== REQUIRED TASK ==
Pick out every line that holds the string "Sederhana" and copy it.
[START OF GIVEN RECORDS]
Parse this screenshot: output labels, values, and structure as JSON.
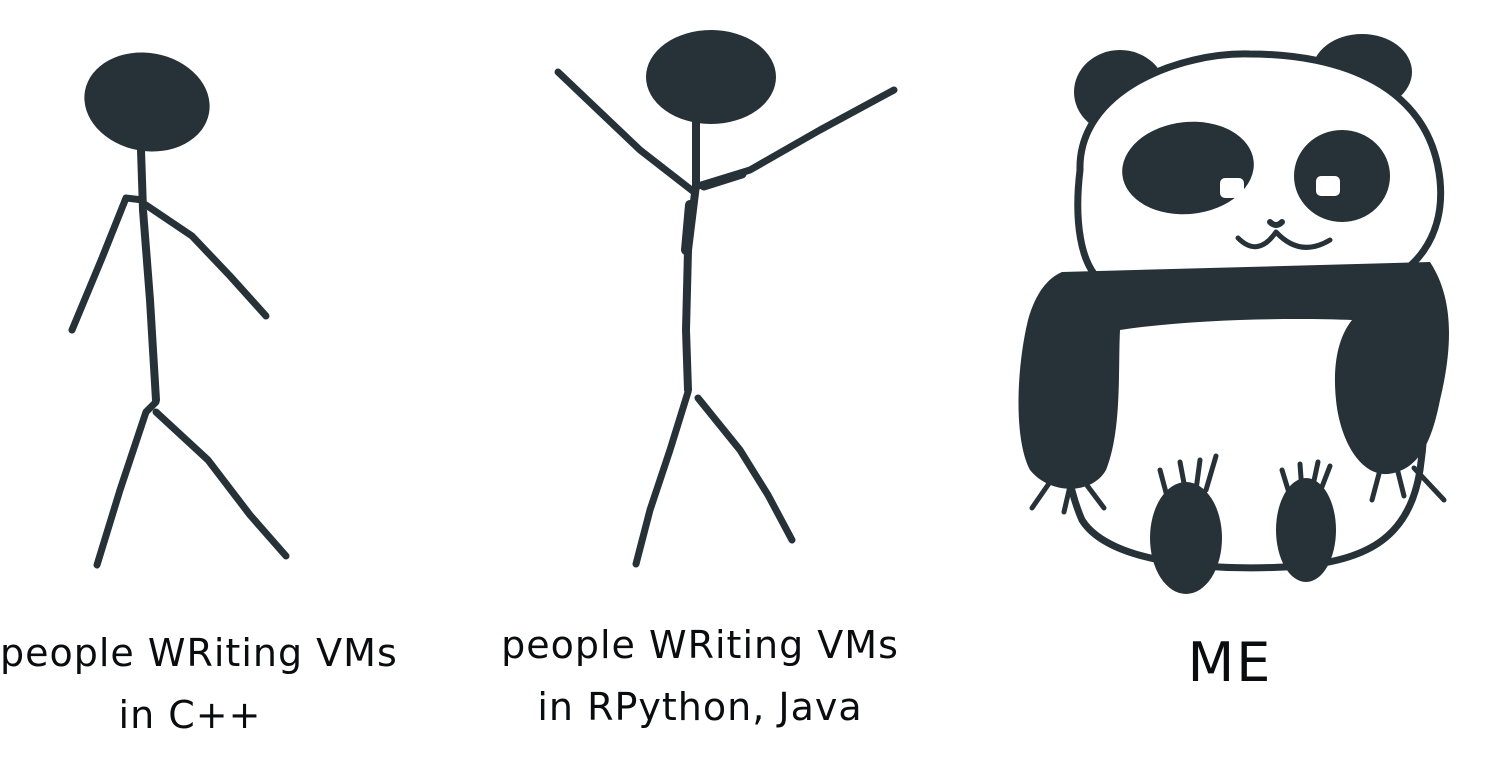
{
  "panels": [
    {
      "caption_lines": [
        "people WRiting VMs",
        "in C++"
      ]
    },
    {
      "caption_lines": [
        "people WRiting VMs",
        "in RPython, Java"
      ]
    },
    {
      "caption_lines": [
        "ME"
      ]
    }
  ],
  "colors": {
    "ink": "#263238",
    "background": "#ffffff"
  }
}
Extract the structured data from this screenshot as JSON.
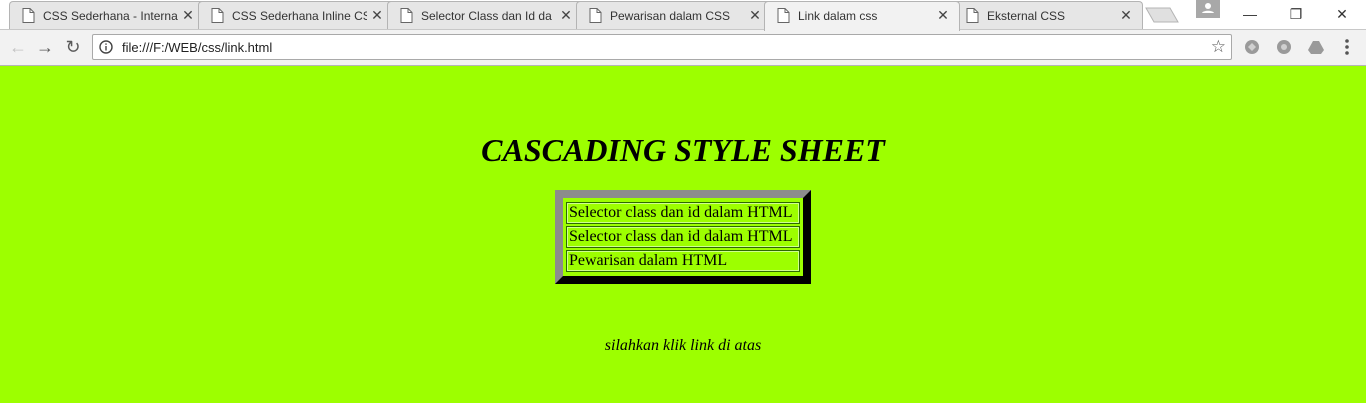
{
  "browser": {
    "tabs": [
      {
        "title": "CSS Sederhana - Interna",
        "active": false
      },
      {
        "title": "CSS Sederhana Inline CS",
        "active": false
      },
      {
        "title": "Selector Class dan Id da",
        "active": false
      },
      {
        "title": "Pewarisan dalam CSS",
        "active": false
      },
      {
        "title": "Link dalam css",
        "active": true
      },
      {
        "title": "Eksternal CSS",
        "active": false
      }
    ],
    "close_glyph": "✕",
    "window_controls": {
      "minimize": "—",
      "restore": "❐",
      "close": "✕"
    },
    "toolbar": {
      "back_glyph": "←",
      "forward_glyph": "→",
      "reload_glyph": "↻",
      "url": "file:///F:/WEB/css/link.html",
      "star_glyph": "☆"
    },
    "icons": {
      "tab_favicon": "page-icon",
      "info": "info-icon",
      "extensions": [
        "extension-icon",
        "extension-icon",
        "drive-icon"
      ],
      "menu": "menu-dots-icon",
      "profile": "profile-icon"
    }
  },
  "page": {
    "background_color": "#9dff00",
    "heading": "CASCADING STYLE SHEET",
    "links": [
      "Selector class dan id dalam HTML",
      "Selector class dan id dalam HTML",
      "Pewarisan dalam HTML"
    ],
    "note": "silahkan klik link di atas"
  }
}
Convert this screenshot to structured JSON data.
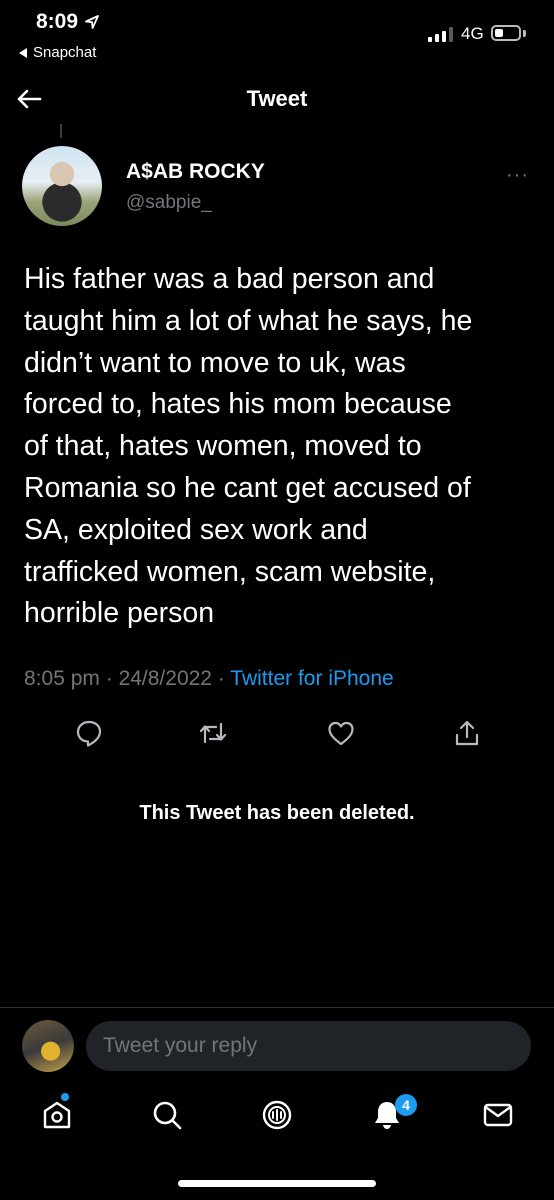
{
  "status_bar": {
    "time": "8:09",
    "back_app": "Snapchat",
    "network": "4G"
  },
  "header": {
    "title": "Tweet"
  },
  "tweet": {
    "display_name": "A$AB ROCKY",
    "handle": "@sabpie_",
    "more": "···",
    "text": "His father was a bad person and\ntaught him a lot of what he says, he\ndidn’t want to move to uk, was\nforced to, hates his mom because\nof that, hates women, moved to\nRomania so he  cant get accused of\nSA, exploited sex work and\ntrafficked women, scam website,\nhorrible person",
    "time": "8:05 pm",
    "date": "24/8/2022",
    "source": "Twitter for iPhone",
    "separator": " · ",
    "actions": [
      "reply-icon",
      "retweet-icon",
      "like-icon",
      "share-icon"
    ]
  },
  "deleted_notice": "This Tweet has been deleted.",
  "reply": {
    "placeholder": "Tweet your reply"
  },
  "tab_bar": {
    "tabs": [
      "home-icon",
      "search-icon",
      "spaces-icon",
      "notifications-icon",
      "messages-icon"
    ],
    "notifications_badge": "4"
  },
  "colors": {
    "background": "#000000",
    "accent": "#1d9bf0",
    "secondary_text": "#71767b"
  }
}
[END OF GIVEN RECORDS]
== RESPONSE TO THIS TASK ==
        "title": "CSS Sederhana - Interna",
        "title": "CSS Sederhana Inline CS",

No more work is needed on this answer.